((

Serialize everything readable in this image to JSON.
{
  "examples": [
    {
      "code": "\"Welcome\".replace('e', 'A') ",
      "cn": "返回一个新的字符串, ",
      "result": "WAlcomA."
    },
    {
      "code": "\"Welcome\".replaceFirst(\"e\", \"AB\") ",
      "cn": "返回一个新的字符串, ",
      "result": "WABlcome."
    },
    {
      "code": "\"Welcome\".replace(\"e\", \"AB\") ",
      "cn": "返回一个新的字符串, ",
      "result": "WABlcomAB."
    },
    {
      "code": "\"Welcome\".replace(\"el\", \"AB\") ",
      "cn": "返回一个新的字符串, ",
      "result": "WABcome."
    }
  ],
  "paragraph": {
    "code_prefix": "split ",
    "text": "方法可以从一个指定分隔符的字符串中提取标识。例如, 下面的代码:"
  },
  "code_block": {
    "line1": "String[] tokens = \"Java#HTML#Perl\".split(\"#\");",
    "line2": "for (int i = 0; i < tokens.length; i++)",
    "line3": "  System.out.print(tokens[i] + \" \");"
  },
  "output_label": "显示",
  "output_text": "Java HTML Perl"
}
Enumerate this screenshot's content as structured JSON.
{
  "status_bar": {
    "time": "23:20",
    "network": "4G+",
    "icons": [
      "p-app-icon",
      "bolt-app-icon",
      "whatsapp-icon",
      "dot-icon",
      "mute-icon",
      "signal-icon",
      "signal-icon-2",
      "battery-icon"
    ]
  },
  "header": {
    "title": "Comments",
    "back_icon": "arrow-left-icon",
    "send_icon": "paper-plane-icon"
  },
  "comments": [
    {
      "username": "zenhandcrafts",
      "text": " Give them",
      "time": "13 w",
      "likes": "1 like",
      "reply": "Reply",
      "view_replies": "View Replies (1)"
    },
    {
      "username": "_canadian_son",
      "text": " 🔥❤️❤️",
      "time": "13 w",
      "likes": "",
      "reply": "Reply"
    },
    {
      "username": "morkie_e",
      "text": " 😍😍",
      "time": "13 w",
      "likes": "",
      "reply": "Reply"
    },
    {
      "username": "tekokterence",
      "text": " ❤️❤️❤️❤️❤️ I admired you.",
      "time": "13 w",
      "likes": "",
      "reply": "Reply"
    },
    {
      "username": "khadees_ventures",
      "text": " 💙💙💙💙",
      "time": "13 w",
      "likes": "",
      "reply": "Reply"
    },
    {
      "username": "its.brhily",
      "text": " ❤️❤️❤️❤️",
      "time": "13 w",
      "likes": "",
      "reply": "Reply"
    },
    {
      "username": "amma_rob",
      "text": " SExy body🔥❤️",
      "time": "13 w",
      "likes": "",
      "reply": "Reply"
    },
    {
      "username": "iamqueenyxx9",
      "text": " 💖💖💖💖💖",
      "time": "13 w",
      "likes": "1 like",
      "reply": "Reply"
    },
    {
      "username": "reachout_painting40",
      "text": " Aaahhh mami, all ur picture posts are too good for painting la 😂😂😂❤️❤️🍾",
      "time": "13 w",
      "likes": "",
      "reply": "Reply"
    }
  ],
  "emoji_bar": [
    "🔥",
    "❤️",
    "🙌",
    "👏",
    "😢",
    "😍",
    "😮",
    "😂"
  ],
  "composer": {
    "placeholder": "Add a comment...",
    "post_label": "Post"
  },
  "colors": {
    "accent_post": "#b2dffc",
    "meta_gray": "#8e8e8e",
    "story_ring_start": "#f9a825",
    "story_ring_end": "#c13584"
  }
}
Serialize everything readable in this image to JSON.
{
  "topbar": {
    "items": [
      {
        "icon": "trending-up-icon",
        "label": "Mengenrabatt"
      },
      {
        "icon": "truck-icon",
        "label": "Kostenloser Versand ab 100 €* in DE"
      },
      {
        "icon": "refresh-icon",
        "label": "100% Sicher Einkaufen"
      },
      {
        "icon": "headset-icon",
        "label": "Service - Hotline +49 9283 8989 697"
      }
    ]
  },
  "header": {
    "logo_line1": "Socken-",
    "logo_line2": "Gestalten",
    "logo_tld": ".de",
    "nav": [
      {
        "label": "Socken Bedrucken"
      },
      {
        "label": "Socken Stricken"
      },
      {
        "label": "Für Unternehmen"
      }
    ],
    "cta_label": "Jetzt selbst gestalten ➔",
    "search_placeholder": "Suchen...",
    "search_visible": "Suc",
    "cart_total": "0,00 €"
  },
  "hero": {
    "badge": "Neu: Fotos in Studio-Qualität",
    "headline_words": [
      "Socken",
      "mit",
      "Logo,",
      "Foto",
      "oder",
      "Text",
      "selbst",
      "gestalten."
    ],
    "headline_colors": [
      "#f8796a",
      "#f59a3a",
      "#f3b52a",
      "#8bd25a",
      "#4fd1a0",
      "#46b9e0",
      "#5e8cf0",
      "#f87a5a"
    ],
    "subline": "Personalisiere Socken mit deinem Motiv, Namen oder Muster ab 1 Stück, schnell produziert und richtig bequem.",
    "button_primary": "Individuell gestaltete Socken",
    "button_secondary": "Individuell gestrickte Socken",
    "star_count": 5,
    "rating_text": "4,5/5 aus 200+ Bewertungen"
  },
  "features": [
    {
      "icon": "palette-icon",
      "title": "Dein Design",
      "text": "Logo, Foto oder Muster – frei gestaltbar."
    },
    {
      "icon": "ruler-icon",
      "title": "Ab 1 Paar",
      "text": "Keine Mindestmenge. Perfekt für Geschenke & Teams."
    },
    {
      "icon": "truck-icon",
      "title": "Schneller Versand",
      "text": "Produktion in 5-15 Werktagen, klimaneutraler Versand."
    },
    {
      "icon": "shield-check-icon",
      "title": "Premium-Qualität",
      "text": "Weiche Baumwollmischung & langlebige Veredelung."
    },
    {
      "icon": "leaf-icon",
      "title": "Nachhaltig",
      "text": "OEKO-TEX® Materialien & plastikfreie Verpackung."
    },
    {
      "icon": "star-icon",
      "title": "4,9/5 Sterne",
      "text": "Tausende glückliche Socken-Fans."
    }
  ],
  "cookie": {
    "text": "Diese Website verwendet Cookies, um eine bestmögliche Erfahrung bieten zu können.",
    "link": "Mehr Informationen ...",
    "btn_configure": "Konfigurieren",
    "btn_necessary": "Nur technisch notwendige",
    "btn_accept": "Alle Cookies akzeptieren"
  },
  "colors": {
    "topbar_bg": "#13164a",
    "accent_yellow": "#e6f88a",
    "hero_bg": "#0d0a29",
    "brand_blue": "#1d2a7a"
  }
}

))

**TO BE DONE**
The full set of records should be duplicated exactly.

**COMPLETED TASK**
Serialize everything readable in this image to JSON.
{
  "examples": [
    {
      "code": "\"Welcome\".replace('e', 'A') ",
      "cn": "返回一个新的字符串, ",
      "result": "WAlcomA."
    },
    {
      "code": "\"Welcome\".replaceFirst(\"e\", \"AB\") ",
      "cn": "返回一个新的字符串, ",
      "result": "WABlcome."
    },
    {
      "code": "\"Welcome\".replace(\"e\", \"AB\") ",
      "cn": "返回一个新的字符串, ",
      "result": "WABlcomAB."
    },
    {
      "code": "\"Welcome\".replace(\"el\", \"AB\") ",
      "cn": "返回一个新的字符串, ",
      "result": "WABcome."
    }
  ],
  "paragraph": {
    "code_prefix": "split ",
    "text": "方法可以从一个指定分隔符的字符串中提取标识。例如, 下面的代码:"
  },
  "code_block": {
    "line1": "String[] tokens = \"Java#HTML#Perl\".split(\"#\");",
    "line2": "for (int i = 0; i < tokens.length; i++)",
    "line3": "  System.out.print(tokens[i] + \" \");"
  },
  "output_label": "显示",
  "output_text": "Java HTML Perl"
}
Enumerate this screenshot's content as structured JSON.
{
  "status_bar": {
    "time": "23:20",
    "network": "4G+",
    "icons": [
      "p-app-icon",
      "bolt-app-icon",
      "whatsapp-icon",
      "dot-icon",
      "mute-icon",
      "signal-icon",
      "signal-icon-2",
      "battery-icon"
    ]
  },
  "header": {
    "title": "Comments",
    "back_icon": "arrow-left-icon",
    "send_icon": "paper-plane-icon"
  },
  "comments": [
    {
      "username": "zenhandcrafts",
      "text": " Give them",
      "time": "13 w",
      "likes": "1 like",
      "reply": "Reply",
      "view_replies": "View Replies (1)"
    },
    {
      "username": "_canadian_son",
      "text": " 🔥❤️❤️",
      "time": "13 w",
      "likes": "",
      "reply": "Reply"
    },
    {
      "username": "morkie_e",
      "text": " 😍😍",
      "time": "13 w",
      "likes": "",
      "reply": "Reply"
    },
    {
      "username": "tekokterence",
      "text": " ❤️❤️❤️❤️❤️ I admired you.",
      "time": "13 w",
      "likes": "",
      "reply": "Reply"
    },
    {
      "username": "khadees_ventures",
      "text": " 💙💙💙💙",
      "time": "13 w",
      "likes": "",
      "reply": "Reply"
    },
    {
      "username": "its.brhily",
      "text": " ❤️❤️❤️❤️",
      "time": "13 w",
      "likes": "",
      "reply": "Reply"
    },
    {
      "username": "amma_rob",
      "text": " SExy body🔥❤️",
      "time": "13 w",
      "likes": "",
      "reply": "Reply"
    },
    {
      "username": "iamqueenyxx9",
      "text": " 💖💖💖💖💖",
      "time": "13 w",
      "likes": "1 like",
      "reply": "Reply"
    },
    {
      "username": "reachout_painting40",
      "text": " Aaahhh mami, all ur picture posts are too good for painting la 😂😂😂❤️❤️🍾",
      "time": "13 w",
      "likes": "",
      "reply": "Reply"
    }
  ],
  "emoji_bar": [
    "🔥",
    "❤️",
    "🙌",
    "👏",
    "😢",
    "😍",
    "😮",
    "😂"
  ],
  "composer": {
    "placeholder": "Add a comment...",
    "post_label": "Post"
  },
  "colors": {
    "accent_post": "#b2dffc",
    "meta_gray": "#8e8e8e",
    "story_ring_start": "#f9a825",
    "story_ring_end": "#c13584"
  }
}
Serialize everything readable in this image to JSON.
{
  "topbar": {
    "items": [
      {
        "icon": "trending-up-icon",
        "label": "Mengenrabatt"
      },
      {
        "icon": "truck-icon",
        "label": "Kostenloser Versand ab 100 €* in DE"
      },
      {
        "icon": "refresh-icon",
        "label": "100% Sicher Einkaufen"
      },
      {
        "icon": "headset-icon",
        "label": "Service - Hotline +49 9283 8989 697"
      }
    ]
  },
  "header": {
    "logo_line1": "Socken-",
    "logo_line2": "Gestalten",
    "logo_tld": ".de",
    "nav": [
      {
        "label": "Socken Bedrucken"
      },
      {
        "label": "Socken Stricken"
      },
      {
        "label": "Für Unternehmen"
      }
    ],
    "cta_label": "Jetzt selbst gestalten ➔",
    "search_placeholder": "Suchen...",
    "search_visible": "Suc",
    "cart_total": "0,00 €"
  },
  "hero": {
    "badge": "Neu: Fotos in Studio-Qualität",
    "headline_words": [
      "Socken",
      "mit",
      "Logo,",
      "Foto",
      "oder",
      "Text",
      "selbst",
      "gestalten."
    ],
    "headline_colors": [
      "#f8796a",
      "#f59a3a",
      "#f3b52a",
      "#8bd25a",
      "#4fd1a0",
      "#46b9e0",
      "#5e8cf0",
      "#f87a5a"
    ],
    "subline": "Personalisiere Socken mit deinem Motiv, Namen oder Muster ab 1 Stück, schnell produziert und richtig bequem.",
    "button_primary": "Individuell gestaltete Socken",
    "button_secondary": "Individuell gestrickte Socken",
    "star_count": 5,
    "rating_text": "4,5/5 aus 200+ Bewertungen"
  },
  "features": [
    {
      "icon": "palette-icon",
      "title": "Dein Design",
      "text": "Logo, Foto oder Muster – frei gestaltbar."
    },
    {
      "icon": "ruler-icon",
      "title": "Ab 1 Paar",
      "text": "Keine Mindestmenge. Perfekt für Geschenke & Teams."
    },
    {
      "icon": "truck-icon",
      "title": "Schneller Versand",
      "text": "Produktion in 5-15 Werktagen, klimaneutraler Versand."
    },
    {
      "icon": "shield-check-icon",
      "title": "Premium-Qualität",
      "text": "Weiche Baumwollmischung & langlebige Veredelung."
    },
    {
      "icon": "leaf-icon",
      "title": "Nachhaltig",
      "text": "OEKO-TEX® Materialien & plastikfreie Verpackung."
    },
    {
      "icon": "star-icon",
      "title": "4,9/5 Sterne",
      "text": "Tausende glückliche Socken-Fans."
    }
  ],
  "cookie": {
    "text": "Diese Website verwendet Cookies, um eine bestmögliche Erfahrung bieten zu können.",
    "link": "Mehr Informationen ...",
    "btn_configure": "Konfigurieren",
    "btn_necessary": "Nur technisch notwendige",
    "btn_accept": "Alle Cookies akzeptieren"
  },
  "colors": {
    "topbar_bg": "#13164a",
    "accent_yellow": "#e6f88a",
    "hero_bg": "#0d0a29",
    "brand_blue": "#1d2a7a"
  }
}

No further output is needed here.